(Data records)
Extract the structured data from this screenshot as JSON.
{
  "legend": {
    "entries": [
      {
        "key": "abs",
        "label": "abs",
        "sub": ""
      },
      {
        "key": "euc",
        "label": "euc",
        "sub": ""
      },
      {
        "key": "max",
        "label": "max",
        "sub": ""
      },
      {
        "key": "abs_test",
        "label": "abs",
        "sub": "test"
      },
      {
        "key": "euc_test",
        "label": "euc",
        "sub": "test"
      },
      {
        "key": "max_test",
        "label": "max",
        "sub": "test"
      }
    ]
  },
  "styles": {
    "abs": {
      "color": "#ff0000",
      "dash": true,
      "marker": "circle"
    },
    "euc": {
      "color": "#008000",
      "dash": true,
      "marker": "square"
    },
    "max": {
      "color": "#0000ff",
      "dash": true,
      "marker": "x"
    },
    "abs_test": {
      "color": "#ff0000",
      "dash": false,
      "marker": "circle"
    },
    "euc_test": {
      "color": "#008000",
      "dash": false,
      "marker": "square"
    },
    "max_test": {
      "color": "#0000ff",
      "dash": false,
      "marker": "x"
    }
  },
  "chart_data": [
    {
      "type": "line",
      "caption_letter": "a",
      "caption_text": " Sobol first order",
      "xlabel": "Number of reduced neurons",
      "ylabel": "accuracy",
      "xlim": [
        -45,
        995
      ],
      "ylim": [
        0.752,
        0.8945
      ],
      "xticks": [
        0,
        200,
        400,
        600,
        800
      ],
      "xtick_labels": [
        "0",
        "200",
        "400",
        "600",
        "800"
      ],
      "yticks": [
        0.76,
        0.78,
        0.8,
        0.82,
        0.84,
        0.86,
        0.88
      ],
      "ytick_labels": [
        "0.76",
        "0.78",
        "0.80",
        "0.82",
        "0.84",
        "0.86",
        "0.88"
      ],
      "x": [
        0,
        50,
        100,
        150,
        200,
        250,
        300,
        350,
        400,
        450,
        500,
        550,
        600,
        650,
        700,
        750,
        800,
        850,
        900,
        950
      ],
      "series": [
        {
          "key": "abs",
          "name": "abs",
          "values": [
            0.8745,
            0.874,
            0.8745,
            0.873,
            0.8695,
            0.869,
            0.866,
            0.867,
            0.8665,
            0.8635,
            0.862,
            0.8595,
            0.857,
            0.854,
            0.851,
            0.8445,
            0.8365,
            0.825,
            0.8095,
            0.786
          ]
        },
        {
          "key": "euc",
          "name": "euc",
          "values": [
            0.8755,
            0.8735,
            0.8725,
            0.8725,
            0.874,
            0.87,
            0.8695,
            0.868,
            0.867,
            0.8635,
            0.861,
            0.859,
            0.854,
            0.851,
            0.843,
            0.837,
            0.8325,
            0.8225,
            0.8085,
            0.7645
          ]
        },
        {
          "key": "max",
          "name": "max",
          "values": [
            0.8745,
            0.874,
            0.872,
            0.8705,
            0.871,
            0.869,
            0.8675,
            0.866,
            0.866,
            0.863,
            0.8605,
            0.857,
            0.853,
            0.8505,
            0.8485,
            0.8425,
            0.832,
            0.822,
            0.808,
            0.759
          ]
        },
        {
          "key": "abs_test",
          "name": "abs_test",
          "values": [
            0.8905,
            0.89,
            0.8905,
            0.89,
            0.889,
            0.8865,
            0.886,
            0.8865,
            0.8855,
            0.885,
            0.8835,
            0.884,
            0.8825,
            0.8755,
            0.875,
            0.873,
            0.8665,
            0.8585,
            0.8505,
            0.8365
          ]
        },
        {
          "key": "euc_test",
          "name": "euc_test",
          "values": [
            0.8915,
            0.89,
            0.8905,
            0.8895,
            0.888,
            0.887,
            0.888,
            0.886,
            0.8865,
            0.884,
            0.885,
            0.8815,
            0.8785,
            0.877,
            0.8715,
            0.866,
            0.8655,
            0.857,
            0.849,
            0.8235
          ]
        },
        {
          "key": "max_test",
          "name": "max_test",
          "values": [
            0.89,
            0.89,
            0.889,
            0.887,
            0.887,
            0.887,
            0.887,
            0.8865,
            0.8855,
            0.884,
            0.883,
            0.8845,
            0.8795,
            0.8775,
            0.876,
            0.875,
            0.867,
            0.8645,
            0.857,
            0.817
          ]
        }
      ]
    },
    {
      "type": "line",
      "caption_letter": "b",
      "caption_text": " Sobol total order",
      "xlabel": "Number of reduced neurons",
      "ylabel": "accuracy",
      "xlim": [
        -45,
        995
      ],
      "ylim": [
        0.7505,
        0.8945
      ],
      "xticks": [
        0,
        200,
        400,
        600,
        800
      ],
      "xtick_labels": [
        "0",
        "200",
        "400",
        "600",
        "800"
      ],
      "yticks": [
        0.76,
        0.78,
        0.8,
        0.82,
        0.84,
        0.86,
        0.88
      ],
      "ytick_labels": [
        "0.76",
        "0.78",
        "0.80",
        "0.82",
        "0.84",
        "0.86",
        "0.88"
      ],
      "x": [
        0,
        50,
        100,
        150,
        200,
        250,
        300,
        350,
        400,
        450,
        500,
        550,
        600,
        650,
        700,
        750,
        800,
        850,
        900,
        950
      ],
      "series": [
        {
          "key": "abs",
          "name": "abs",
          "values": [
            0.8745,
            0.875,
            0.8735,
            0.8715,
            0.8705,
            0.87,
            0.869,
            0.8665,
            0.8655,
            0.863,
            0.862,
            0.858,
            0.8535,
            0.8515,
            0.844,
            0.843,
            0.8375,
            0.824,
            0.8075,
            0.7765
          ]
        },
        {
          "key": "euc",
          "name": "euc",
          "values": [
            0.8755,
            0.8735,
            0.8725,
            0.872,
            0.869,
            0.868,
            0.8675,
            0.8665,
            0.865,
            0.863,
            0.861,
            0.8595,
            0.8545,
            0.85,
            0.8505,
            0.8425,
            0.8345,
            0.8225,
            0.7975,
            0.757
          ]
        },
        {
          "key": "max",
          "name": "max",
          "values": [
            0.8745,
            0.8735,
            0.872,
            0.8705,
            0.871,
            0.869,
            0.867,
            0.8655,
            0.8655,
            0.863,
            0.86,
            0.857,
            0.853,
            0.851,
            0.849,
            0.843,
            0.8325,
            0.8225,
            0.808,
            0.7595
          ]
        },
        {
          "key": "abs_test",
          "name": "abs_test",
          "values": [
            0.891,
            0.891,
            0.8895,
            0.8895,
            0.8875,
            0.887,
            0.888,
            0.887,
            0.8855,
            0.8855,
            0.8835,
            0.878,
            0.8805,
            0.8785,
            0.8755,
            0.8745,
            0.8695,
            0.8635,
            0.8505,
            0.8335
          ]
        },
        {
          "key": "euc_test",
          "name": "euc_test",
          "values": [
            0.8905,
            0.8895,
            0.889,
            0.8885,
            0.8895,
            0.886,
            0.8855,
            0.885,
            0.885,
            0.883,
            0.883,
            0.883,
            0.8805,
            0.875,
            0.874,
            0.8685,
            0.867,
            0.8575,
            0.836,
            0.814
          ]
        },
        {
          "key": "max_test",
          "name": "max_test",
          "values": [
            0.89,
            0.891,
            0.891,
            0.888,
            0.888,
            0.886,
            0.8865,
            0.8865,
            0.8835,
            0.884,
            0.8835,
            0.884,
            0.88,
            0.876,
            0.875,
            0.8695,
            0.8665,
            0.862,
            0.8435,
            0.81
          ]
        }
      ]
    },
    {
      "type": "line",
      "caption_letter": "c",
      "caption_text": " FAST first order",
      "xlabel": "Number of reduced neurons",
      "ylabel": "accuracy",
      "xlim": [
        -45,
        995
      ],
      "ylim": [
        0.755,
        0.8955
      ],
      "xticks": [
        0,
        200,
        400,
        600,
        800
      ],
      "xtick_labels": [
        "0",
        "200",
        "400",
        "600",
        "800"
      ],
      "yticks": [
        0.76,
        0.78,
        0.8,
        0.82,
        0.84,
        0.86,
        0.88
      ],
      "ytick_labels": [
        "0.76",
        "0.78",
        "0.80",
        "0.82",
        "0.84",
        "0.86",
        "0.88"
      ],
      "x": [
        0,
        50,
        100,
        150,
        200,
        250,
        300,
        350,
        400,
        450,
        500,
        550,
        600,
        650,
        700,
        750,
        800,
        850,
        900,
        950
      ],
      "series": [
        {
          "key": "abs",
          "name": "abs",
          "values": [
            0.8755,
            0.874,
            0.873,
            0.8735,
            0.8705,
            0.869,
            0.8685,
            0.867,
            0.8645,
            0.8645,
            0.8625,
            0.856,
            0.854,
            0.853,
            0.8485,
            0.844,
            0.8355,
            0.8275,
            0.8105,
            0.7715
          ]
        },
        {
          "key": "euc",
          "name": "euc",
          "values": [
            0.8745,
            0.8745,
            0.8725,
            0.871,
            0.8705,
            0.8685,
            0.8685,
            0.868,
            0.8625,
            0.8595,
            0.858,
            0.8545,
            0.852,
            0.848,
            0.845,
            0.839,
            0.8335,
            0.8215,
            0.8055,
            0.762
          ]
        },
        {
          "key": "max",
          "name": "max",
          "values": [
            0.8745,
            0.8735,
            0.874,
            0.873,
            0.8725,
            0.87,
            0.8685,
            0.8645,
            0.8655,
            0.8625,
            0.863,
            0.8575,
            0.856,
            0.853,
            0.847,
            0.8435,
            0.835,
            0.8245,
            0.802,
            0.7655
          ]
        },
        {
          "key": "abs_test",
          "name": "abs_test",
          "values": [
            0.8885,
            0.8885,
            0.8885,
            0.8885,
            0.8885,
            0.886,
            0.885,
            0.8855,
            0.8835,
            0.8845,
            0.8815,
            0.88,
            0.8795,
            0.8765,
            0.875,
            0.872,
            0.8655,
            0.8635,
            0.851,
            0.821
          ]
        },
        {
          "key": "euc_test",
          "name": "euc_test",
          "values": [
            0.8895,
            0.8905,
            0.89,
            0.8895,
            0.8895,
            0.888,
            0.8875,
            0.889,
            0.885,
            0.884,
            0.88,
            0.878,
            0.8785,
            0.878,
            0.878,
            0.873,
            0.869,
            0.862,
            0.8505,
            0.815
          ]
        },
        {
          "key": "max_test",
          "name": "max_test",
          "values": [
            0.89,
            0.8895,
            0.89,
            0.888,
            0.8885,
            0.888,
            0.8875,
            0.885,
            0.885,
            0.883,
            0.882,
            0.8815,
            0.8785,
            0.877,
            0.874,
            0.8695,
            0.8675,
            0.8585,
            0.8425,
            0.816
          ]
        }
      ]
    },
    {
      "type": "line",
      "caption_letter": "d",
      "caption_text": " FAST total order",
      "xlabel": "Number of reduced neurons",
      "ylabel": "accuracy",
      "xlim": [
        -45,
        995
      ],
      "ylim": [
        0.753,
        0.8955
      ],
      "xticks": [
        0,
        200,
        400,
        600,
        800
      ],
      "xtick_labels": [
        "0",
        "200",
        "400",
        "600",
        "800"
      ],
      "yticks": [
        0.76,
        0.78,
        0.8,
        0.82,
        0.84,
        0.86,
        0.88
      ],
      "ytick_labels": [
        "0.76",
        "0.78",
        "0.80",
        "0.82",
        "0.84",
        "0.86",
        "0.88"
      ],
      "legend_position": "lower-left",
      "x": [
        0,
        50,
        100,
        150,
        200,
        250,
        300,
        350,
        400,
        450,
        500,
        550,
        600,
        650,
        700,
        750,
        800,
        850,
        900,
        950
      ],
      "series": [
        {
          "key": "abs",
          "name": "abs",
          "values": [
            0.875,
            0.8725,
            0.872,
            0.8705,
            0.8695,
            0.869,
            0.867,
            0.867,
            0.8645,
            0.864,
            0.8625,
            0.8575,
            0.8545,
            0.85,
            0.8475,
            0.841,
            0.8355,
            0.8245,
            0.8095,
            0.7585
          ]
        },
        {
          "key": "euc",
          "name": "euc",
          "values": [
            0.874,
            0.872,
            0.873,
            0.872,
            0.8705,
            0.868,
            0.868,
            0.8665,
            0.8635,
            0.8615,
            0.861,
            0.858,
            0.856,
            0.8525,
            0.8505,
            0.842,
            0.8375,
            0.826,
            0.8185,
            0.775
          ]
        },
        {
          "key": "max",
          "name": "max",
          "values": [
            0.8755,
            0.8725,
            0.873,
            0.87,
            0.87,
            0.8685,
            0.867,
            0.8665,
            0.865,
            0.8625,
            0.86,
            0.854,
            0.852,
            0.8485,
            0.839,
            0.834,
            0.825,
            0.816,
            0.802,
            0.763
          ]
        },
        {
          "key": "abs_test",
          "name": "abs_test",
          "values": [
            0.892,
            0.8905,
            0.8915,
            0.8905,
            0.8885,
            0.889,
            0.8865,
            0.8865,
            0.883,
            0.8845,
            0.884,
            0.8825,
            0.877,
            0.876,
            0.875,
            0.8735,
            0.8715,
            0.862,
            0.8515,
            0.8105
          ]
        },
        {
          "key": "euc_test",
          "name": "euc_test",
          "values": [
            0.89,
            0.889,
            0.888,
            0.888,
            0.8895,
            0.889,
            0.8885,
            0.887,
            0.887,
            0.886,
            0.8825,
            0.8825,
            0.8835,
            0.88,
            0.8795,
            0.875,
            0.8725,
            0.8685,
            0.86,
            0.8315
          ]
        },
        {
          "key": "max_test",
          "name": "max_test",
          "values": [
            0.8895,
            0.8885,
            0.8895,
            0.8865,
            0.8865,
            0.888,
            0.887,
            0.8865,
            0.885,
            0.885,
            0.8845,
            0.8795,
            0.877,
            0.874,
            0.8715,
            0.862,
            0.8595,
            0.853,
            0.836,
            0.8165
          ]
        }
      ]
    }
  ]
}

▶ _Your instructions_: Pull out all lines containing "Sobol".

▶ _Correct result_:
      "caption_text": " Sobol first order",
      "caption_text": " Sobol total order",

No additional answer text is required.